BEGIN

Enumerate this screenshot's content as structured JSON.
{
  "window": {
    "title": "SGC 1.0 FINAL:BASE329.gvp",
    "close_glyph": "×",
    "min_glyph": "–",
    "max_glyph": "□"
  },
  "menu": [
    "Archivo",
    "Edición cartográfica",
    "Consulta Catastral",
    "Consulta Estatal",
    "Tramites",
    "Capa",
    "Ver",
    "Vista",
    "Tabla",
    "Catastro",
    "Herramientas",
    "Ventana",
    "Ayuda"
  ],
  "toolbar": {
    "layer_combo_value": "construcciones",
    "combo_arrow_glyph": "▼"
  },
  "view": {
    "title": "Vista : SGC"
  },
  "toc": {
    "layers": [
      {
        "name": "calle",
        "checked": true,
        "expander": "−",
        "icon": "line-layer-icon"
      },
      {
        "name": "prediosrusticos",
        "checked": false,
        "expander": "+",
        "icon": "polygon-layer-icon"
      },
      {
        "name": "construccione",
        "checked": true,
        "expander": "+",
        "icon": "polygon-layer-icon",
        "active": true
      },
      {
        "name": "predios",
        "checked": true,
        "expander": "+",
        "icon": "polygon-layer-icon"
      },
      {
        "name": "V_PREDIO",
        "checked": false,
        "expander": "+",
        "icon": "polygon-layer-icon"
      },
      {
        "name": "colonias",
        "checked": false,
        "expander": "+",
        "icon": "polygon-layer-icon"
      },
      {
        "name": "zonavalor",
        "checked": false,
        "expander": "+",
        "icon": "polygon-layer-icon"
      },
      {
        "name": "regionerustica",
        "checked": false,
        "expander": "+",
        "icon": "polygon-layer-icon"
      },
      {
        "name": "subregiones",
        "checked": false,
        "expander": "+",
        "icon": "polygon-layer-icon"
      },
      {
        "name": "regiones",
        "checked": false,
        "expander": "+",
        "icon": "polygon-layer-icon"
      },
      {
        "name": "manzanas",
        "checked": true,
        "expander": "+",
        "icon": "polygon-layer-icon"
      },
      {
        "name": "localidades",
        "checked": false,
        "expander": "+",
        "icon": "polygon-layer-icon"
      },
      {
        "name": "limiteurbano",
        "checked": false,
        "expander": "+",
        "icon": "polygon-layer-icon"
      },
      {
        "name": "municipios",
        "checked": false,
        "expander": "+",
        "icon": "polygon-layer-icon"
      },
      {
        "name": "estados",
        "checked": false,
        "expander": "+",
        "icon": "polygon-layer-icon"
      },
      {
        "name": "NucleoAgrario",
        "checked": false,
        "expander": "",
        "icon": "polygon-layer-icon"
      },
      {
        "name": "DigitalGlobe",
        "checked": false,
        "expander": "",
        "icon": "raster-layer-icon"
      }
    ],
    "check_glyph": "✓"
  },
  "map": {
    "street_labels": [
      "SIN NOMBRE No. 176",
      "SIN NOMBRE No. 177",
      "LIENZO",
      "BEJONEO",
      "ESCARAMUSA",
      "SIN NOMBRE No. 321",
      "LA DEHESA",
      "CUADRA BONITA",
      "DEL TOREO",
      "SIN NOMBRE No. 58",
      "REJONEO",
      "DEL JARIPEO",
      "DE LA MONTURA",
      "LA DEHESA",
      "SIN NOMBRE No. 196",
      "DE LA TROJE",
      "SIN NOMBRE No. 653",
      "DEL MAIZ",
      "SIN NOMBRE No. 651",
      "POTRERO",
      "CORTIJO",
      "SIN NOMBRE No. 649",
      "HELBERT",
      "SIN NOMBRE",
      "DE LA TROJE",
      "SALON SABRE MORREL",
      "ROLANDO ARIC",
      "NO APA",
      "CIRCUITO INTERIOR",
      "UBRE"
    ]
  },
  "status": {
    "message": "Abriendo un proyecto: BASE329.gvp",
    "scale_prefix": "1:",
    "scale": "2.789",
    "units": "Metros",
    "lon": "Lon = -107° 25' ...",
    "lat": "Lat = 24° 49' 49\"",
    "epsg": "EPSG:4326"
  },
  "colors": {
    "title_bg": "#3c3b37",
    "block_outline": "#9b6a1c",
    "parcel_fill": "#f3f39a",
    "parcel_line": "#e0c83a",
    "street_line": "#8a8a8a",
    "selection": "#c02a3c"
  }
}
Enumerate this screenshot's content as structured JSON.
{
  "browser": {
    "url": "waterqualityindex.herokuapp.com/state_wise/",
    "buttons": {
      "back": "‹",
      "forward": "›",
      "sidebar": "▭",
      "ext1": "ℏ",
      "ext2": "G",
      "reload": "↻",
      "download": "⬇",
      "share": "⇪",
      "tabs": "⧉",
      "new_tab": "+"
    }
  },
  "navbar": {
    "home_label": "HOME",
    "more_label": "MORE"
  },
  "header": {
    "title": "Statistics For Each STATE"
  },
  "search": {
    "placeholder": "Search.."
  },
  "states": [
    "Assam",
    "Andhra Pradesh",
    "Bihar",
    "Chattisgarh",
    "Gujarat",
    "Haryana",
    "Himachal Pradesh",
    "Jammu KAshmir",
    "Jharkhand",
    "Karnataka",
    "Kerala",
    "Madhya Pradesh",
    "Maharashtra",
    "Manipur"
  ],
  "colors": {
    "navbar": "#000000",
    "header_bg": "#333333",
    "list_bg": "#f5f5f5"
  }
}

END

*YOUR TASK*.
Reproduce the material above exactly; please quote every line of it.

*RESPONSE*.
Enumerate this screenshot's content as structured JSON.
{
  "window": {
    "title": "SGC 1.0 FINAL:BASE329.gvp",
    "close_glyph": "×",
    "min_glyph": "–",
    "max_glyph": "□"
  },
  "menu": [
    "Archivo",
    "Edición cartográfica",
    "Consulta Catastral",
    "Consulta Estatal",
    "Tramites",
    "Capa",
    "Ver",
    "Vista",
    "Tabla",
    "Catastro",
    "Herramientas",
    "Ventana",
    "Ayuda"
  ],
  "toolbar": {
    "layer_combo_value": "construcciones",
    "combo_arrow_glyph": "▼"
  },
  "view": {
    "title": "Vista : SGC"
  },
  "toc": {
    "layers": [
      {
        "name": "calle",
        "checked": true,
        "expander": "−",
        "icon": "line-layer-icon"
      },
      {
        "name": "prediosrusticos",
        "checked": false,
        "expander": "+",
        "icon": "polygon-layer-icon"
      },
      {
        "name": "construccione",
        "checked": true,
        "expander": "+",
        "icon": "polygon-layer-icon",
        "active": true
      },
      {
        "name": "predios",
        "checked": true,
        "expander": "+",
        "icon": "polygon-layer-icon"
      },
      {
        "name": "V_PREDIO",
        "checked": false,
        "expander": "+",
        "icon": "polygon-layer-icon"
      },
      {
        "name": "colonias",
        "checked": false,
        "expander": "+",
        "icon": "polygon-layer-icon"
      },
      {
        "name": "zonavalor",
        "checked": false,
        "expander": "+",
        "icon": "polygon-layer-icon"
      },
      {
        "name": "regionerustica",
        "checked": false,
        "expander": "+",
        "icon": "polygon-layer-icon"
      },
      {
        "name": "subregiones",
        "checked": false,
        "expander": "+",
        "icon": "polygon-layer-icon"
      },
      {
        "name": "regiones",
        "checked": false,
        "expander": "+",
        "icon": "polygon-layer-icon"
      },
      {
        "name": "manzanas",
        "checked": true,
        "expander": "+",
        "icon": "polygon-layer-icon"
      },
      {
        "name": "localidades",
        "checked": false,
        "expander": "+",
        "icon": "polygon-layer-icon"
      },
      {
        "name": "limiteurbano",
        "checked": false,
        "expander": "+",
        "icon": "polygon-layer-icon"
      },
      {
        "name": "municipios",
        "checked": false,
        "expander": "+",
        "icon": "polygon-layer-icon"
      },
      {
        "name": "estados",
        "checked": false,
        "expander": "+",
        "icon": "polygon-layer-icon"
      },
      {
        "name": "NucleoAgrario",
        "checked": false,
        "expander": "",
        "icon": "polygon-layer-icon"
      },
      {
        "name": "DigitalGlobe",
        "checked": false,
        "expander": "",
        "icon": "raster-layer-icon"
      }
    ],
    "check_glyph": "✓"
  },
  "map": {
    "street_labels": [
      "SIN NOMBRE No. 176",
      "SIN NOMBRE No. 177",
      "LIENZO",
      "BEJONEO",
      "ESCARAMUSA",
      "SIN NOMBRE No. 321",
      "LA DEHESA",
      "CUADRA BONITA",
      "DEL TOREO",
      "SIN NOMBRE No. 58",
      "REJONEO",
      "DEL JARIPEO",
      "DE LA MONTURA",
      "LA DEHESA",
      "SIN NOMBRE No. 196",
      "DE LA TROJE",
      "SIN NOMBRE No. 653",
      "DEL MAIZ",
      "SIN NOMBRE No. 651",
      "POTRERO",
      "CORTIJO",
      "SIN NOMBRE No. 649",
      "HELBERT",
      "SIN NOMBRE",
      "DE LA TROJE",
      "SALON SABRE MORREL",
      "ROLANDO ARIC",
      "NO APA",
      "CIRCUITO INTERIOR",
      "UBRE"
    ]
  },
  "status": {
    "message": "Abriendo un proyecto: BASE329.gvp",
    "scale_prefix": "1:",
    "scale": "2.789",
    "units": "Metros",
    "lon": "Lon = -107° 25' ...",
    "lat": "Lat = 24° 49' 49\"",
    "epsg": "EPSG:4326"
  },
  "colors": {
    "title_bg": "#3c3b37",
    "block_outline": "#9b6a1c",
    "parcel_fill": "#f3f39a",
    "parcel_line": "#e0c83a",
    "street_line": "#8a8a8a",
    "selection": "#c02a3c"
  }
}
Enumerate this screenshot's content as structured JSON.
{
  "browser": {
    "url": "waterqualityindex.herokuapp.com/state_wise/",
    "buttons": {
      "back": "‹",
      "forward": "›",
      "sidebar": "▭",
      "ext1": "ℏ",
      "ext2": "G",
      "reload": "↻",
      "download": "⬇",
      "share": "⇪",
      "tabs": "⧉",
      "new_tab": "+"
    }
  },
  "navbar": {
    "home_label": "HOME",
    "more_label": "MORE"
  },
  "header": {
    "title": "Statistics For Each STATE"
  },
  "search": {
    "placeholder": "Search.."
  },
  "states": [
    "Assam",
    "Andhra Pradesh",
    "Bihar",
    "Chattisgarh",
    "Gujarat",
    "Haryana",
    "Himachal Pradesh",
    "Jammu KAshmir",
    "Jharkhand",
    "Karnataka",
    "Kerala",
    "Madhya Pradesh",
    "Maharashtra",
    "Manipur"
  ],
  "colors": {
    "navbar": "#000000",
    "header_bg": "#333333",
    "list_bg": "#f5f5f5"
  }
}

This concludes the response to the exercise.